_PROBLEM TO SOLVE_
Give the number of lines in the records below that include "title", and nothing more.

==== STORED ROWS

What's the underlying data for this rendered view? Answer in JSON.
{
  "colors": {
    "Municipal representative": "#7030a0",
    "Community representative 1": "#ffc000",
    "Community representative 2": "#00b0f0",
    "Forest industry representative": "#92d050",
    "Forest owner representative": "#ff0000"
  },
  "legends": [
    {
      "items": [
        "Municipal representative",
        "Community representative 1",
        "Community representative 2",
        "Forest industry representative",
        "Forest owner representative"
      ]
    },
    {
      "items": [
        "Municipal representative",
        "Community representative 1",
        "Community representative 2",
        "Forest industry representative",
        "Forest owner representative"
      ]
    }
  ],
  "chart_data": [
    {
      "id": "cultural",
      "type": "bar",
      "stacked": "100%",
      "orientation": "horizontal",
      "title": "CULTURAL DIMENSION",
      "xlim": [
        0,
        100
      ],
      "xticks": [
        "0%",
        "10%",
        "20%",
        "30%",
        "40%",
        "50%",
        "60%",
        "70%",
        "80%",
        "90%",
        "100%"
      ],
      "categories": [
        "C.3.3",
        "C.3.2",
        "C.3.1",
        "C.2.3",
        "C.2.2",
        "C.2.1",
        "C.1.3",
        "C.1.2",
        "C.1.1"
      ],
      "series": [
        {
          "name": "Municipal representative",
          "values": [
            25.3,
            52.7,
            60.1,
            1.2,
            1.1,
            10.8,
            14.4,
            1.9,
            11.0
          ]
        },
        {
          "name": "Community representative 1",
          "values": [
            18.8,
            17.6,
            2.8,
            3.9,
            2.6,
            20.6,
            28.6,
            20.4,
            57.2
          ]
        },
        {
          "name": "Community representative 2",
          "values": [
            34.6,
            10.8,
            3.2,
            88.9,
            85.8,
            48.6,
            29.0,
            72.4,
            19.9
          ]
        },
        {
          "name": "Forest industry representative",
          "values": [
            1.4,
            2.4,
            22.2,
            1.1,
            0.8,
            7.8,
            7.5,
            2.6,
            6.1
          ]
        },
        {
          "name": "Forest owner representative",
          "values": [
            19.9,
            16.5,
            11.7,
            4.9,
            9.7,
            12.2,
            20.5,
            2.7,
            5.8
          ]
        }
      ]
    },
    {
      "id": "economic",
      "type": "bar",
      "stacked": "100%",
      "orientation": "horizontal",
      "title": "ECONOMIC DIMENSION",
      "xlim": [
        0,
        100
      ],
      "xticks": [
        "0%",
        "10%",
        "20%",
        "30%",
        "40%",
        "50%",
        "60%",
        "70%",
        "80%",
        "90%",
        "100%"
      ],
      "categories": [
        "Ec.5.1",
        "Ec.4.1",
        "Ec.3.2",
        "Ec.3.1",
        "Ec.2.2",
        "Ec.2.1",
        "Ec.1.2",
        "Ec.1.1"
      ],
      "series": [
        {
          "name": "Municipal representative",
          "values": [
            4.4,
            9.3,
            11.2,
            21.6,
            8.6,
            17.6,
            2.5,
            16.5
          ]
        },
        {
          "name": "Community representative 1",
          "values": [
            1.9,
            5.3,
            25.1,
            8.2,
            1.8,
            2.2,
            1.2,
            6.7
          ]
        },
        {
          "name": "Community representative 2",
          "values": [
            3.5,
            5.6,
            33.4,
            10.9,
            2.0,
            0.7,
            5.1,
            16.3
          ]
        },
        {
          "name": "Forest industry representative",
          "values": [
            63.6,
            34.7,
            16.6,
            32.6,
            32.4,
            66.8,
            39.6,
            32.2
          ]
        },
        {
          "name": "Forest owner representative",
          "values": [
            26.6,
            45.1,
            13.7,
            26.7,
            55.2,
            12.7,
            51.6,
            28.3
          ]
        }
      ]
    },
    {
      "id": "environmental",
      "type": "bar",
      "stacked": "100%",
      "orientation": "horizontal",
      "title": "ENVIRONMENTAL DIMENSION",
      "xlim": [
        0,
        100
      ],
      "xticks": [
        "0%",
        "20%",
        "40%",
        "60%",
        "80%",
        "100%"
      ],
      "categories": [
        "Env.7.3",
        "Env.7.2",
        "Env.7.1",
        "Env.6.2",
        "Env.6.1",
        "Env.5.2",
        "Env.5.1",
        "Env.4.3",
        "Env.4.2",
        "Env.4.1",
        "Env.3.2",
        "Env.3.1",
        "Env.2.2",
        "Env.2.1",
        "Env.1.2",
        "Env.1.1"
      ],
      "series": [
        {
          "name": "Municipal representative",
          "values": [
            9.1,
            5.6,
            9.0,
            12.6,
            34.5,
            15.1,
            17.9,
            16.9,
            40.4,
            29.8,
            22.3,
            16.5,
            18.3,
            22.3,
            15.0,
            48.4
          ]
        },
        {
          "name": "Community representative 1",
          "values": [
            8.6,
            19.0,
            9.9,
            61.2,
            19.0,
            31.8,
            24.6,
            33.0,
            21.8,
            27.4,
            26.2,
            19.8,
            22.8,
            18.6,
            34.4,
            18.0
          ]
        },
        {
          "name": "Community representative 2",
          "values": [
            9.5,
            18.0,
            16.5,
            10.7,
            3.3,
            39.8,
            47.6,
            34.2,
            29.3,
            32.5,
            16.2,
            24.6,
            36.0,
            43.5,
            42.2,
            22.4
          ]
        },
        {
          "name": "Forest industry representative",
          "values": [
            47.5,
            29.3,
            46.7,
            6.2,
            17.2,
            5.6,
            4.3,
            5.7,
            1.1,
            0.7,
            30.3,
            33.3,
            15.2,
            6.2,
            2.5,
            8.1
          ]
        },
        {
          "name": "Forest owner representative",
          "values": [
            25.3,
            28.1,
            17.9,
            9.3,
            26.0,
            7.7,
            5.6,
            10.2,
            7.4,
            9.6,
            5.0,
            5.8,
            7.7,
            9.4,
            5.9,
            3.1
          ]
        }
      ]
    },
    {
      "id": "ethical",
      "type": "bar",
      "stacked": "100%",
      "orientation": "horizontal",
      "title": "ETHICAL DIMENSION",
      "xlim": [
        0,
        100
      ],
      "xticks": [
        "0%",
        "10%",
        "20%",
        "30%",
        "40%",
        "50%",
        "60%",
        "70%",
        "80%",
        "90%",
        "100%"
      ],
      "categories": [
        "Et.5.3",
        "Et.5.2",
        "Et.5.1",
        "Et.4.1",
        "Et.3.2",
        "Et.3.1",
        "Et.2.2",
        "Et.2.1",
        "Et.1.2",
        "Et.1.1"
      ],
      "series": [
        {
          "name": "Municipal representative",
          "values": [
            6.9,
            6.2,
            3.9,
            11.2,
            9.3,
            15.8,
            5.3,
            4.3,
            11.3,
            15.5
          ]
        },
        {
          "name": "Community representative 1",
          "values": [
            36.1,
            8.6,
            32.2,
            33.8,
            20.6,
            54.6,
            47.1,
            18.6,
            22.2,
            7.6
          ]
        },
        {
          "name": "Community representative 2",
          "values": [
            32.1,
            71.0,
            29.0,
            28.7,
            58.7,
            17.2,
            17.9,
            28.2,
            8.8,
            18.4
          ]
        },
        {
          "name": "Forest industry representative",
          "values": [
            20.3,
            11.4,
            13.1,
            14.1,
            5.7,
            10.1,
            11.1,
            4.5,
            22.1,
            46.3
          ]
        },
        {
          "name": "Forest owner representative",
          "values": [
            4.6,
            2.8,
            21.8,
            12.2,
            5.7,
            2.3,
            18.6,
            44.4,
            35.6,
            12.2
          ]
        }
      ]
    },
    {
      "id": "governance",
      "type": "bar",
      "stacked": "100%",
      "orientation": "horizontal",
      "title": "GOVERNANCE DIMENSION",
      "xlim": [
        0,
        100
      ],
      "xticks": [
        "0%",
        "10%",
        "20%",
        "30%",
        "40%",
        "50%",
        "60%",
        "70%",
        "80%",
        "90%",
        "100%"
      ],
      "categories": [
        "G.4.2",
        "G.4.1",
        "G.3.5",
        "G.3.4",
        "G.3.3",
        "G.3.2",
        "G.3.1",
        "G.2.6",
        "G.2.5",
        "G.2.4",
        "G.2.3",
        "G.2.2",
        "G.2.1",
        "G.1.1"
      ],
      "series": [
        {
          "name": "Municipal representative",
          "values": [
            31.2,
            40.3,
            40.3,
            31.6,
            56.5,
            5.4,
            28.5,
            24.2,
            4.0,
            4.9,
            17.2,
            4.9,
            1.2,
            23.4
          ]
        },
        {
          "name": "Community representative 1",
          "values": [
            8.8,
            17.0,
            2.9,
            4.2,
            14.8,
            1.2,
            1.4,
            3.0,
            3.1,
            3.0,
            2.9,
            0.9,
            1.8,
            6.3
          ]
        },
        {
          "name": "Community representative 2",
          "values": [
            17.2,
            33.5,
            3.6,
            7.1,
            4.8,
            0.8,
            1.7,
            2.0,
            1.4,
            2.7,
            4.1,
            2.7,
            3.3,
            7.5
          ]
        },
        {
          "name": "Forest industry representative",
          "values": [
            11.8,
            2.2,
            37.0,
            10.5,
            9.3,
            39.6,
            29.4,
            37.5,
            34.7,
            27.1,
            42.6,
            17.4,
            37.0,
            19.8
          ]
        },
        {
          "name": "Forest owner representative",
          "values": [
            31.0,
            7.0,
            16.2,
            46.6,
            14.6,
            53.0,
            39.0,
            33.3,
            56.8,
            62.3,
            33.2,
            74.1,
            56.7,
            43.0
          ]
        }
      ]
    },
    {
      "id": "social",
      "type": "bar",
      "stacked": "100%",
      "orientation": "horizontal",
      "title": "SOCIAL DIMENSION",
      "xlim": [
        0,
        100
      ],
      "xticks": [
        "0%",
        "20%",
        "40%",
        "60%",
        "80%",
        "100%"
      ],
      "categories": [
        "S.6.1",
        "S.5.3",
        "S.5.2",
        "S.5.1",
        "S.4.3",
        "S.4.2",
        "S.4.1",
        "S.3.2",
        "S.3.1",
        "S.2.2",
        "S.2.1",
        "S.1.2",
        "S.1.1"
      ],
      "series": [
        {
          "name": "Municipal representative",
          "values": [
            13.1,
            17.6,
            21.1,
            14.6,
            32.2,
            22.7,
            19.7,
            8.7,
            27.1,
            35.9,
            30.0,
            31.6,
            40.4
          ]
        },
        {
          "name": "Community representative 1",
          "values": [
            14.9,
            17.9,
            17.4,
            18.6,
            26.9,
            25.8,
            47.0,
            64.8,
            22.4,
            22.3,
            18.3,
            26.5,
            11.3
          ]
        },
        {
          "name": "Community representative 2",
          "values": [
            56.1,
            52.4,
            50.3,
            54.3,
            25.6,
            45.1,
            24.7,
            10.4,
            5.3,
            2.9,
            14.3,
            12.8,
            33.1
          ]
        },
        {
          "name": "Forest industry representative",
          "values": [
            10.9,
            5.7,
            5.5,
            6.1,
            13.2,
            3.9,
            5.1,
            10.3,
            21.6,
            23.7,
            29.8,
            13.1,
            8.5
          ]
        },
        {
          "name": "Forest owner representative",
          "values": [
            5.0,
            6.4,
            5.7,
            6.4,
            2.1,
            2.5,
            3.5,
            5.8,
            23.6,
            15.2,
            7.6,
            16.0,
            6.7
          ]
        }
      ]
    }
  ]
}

========

_TASK ANSWER_
6